_Extract to read_:
[cabfpub] Ballot 92 - Subject Alternative Names

Steve Roylance steve.roylance at globalsign.com
Sun Nov 18 17:51:32 UTC 2012

Thanks Ryan for the detailed feedback.

All we are trying to do here is bring clarity to the use of the SAN field.
I have one question below that I need your feedback on prior to the
discussions tomorrow ­ Intranet certificates.  My feedback is in purple and
in line. [SJR]



From:  Ryan Sleevi <sleevi at google.com>
Date:  Friday, 16 November 2012 20:16
To:  Steve Roylance <steve.roylance at globalsign.com>
Cc:  <public at cabforum.org>
Subject:  Re: [cabfpub] Ballot 92 - Subject Alternative Names

Steve, members,

Let me first say categorically that Google does not support this motion and
will vote No. As discussed previously, we believe there are several flaws in
the reasoning for this motion, and do not believe this meaningfully improves
security on the Internet.

* On the matter of forbidding internal names or IPs in the CN, but
permitting them in SANs.

The entire purpose of permitting the CN to contain duplicated information
from the SAN is to support legacy clients that only support or examine the
CN for information about the assured server identity. Forbidding it in the
CN, but not in the SAN, in our view does absolutely nothing to improve the
quality of validated information within the certificate. As all member
browsers in this Forum are examining the SAN for the assured server
identity, and thus ignoring the CN, this only serves to actively break these
legacy clients, for reasons that remain unclear. While we support measures
to outright forbid internal names and internal IPs (for the many reasons
shared previously), we don't think this proposal is consistent with the
security concerns involved, nor do we think it's reasonable to arbitrarily
break such legacy clients.

> [SJR] - The issue this portion of the Ballot addresses is that from a relying
> party point of view legacy certificate viewers with a CN=nonunique will show
> two certificates as effectively being the same thing when clearly they are
> not.  As we can't change what is used in the installed base we could remove
> the possibility of CN=nonunique as a possible option but still allow it in the
> SAN.    As you seem to want to keep it as an option in the CN, then for the
> record can you clarify if you are happy for CN=nonunique, SAN=nonunique (i.e.
> Intranet certs) to be allowed as viable product options.  If not then could
> you please propose how you would like to word the ballot to disallow them and
> we can consider this prior to the start of voting.   If you do wish to allow
> them then unfortunately I have nothing to add.

* On the matter of requiring OV validation for distinct domain names within
a cert

We believe DV certs have played and will continue to play a vital part in
improving web security, and thus oppose measures that seek to deprecate or
prevent their usage. DV certs allow a domain holder, with minimal cost and
effort, to establish a secure presence on the Internet, protecting their
visitors from passive eavesdropping, fingerprinting, and, to some degree,
from a variety of active attacks. As we have promoted in numerous forums,
the wider deployment of TLS is something we strongly support, and we think
DV offers a reasonable and compelling solution to permit opportunistic
encryption with a domain.

> [SJR] - As do we all.

_Tasks to complete_:
a – According to the Ballot 92 message, how will Google vote on the motion?
b – Rewrite the stretch of the Ballot 92 message from "The entire purpose" through "such legacy clients.", changing "legacy clients" to "older clients" wherever it occurs.
The rows are separate material with no connection to the Ballot 92 message.

_Data listing_:
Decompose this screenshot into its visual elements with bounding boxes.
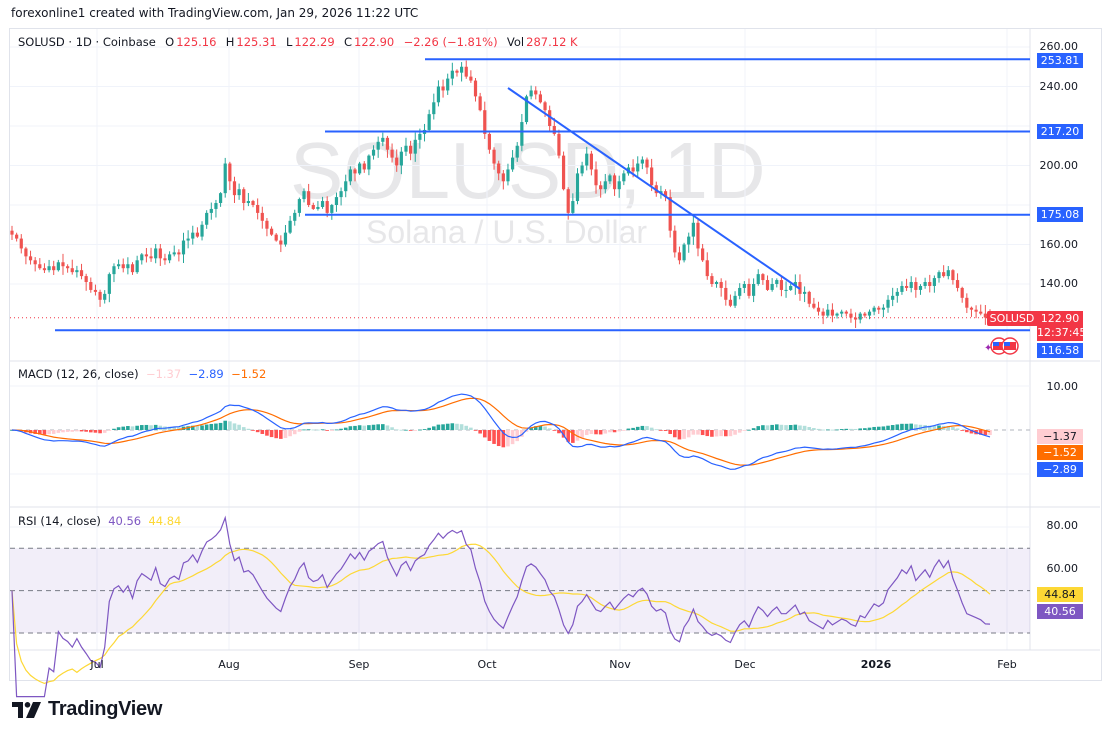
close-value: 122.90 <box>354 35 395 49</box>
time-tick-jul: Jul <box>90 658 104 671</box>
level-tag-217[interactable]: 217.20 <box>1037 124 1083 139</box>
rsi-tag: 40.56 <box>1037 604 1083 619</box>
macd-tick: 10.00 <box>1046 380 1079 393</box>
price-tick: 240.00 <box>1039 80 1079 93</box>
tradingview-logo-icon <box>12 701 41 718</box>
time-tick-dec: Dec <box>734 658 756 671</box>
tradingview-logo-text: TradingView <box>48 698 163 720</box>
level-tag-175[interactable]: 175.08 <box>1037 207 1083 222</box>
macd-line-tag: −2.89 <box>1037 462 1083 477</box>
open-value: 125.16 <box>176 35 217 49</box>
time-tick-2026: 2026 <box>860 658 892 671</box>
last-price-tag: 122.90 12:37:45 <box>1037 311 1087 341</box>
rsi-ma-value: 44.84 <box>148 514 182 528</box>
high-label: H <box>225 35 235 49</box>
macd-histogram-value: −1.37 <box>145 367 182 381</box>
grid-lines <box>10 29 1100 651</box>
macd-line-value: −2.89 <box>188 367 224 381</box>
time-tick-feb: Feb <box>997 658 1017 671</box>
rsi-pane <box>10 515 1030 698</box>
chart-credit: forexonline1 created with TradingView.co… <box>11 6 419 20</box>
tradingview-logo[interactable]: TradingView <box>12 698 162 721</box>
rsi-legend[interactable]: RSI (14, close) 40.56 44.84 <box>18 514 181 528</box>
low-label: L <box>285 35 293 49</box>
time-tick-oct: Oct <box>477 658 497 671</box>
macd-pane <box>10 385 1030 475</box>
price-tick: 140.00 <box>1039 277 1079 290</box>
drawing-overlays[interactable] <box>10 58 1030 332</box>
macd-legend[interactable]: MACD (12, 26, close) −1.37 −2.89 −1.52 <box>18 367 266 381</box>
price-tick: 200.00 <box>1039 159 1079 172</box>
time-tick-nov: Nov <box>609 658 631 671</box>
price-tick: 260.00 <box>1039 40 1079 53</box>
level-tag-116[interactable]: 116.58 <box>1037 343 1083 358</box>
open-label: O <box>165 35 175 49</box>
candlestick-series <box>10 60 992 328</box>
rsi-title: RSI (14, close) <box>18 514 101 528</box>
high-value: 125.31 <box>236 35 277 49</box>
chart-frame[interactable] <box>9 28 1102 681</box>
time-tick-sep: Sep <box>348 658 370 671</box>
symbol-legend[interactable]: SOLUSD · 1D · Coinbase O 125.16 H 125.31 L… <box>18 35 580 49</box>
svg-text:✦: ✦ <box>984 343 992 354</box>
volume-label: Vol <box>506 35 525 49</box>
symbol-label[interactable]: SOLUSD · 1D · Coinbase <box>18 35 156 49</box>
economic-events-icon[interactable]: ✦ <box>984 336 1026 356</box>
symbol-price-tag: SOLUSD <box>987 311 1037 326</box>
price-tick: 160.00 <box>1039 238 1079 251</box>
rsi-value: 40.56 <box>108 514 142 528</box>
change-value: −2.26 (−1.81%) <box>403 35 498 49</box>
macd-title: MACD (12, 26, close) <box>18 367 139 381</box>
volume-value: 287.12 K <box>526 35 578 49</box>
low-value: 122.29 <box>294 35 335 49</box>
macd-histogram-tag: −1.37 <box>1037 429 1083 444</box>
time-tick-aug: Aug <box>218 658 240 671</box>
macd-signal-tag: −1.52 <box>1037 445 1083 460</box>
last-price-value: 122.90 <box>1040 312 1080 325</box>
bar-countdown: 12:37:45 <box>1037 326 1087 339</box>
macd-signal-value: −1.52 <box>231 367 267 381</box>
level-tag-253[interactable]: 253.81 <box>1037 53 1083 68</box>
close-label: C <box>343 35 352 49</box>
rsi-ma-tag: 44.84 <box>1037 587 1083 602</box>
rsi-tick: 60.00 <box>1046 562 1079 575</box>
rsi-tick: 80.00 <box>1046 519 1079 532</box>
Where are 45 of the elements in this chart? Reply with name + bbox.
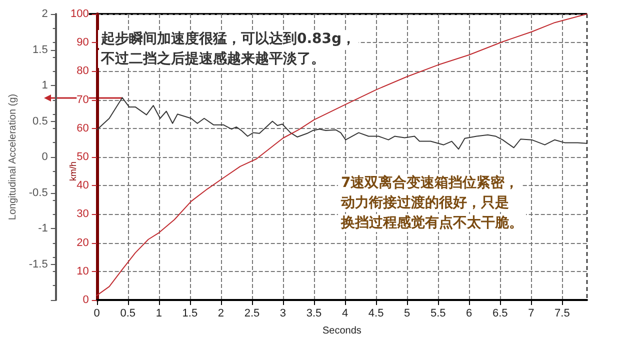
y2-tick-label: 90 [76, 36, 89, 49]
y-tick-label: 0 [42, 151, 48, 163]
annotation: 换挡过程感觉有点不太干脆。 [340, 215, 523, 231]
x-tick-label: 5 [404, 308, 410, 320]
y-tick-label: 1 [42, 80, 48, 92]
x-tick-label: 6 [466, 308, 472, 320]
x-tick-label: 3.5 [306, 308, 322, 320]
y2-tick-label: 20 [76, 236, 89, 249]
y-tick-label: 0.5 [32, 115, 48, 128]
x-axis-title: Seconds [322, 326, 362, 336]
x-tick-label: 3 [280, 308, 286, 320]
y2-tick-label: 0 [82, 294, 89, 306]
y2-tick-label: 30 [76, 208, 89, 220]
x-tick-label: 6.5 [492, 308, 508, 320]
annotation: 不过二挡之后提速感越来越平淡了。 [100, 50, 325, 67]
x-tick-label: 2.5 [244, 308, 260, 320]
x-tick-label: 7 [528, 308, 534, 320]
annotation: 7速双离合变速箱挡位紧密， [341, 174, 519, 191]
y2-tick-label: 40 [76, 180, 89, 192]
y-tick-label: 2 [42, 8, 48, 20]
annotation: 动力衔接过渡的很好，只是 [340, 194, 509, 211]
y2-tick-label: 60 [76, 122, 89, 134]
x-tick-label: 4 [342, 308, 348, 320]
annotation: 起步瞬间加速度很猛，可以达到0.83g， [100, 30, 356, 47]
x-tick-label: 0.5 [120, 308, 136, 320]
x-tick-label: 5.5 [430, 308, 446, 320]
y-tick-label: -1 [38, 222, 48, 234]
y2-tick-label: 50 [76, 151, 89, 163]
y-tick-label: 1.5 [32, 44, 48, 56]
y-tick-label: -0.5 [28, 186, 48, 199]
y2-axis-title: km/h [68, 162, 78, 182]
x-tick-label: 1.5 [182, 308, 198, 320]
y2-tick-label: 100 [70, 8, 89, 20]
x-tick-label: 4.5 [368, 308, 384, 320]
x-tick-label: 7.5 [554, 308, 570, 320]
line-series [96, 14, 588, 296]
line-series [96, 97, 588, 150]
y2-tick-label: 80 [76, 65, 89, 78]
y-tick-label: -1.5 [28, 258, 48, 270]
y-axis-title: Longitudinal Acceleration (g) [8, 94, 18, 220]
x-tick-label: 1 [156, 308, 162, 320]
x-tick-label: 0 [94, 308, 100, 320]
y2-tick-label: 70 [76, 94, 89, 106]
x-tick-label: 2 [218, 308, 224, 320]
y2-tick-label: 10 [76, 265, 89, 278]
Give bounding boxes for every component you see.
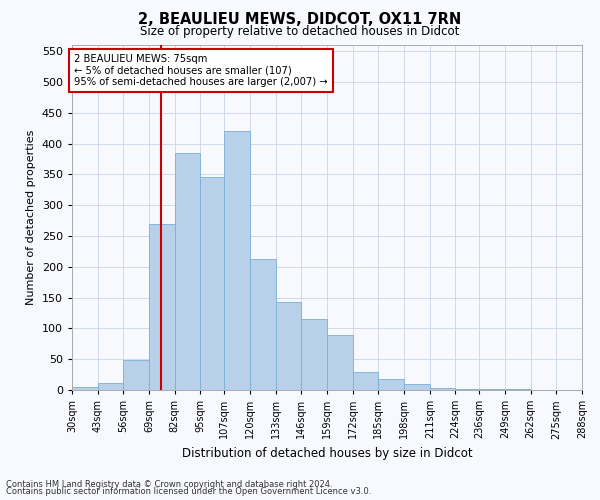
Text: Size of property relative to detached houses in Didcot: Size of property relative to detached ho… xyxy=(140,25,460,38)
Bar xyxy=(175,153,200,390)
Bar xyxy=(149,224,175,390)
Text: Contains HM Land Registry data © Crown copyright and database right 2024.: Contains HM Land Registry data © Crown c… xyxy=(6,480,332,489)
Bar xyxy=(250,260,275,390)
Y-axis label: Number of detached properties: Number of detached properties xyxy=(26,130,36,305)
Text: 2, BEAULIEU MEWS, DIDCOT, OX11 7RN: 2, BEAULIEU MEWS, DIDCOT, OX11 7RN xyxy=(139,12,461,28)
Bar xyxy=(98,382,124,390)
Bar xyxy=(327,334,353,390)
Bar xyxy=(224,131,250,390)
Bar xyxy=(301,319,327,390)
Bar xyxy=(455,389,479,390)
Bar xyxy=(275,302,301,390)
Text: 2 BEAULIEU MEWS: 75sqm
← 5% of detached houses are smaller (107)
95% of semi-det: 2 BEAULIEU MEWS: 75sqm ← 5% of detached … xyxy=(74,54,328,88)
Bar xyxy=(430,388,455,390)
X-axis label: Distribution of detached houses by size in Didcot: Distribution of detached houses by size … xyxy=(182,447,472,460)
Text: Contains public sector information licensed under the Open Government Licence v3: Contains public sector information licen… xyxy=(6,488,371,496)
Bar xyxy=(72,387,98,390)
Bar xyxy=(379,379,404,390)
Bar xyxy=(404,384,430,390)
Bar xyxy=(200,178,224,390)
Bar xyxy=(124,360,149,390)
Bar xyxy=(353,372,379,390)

_Answers to the problems_:
a – Google will vote No.

b –
The entire purpose of permitting the CN to contain duplicated information
from the SAN is to support older clients that only support or examine the
CN for information about the assured server identity. Forbidding it in the
CN, but not in the SAN, in our view does absolutely nothing to improve the
quality of validated information within the certificate. As all member
browsers in this Forum are examining the SAN for the assured server
identity, and thus ignoring the CN, this only serves to actively break these
older clients, for reasons that remain unclear. While we support measures
to outright forbid internal names and internal IPs (for the many reasons
shared previously), we don't think this proposal is consistent with the
security concerns involved, nor do we think it's reasonable to arbitrarily
break such older clients.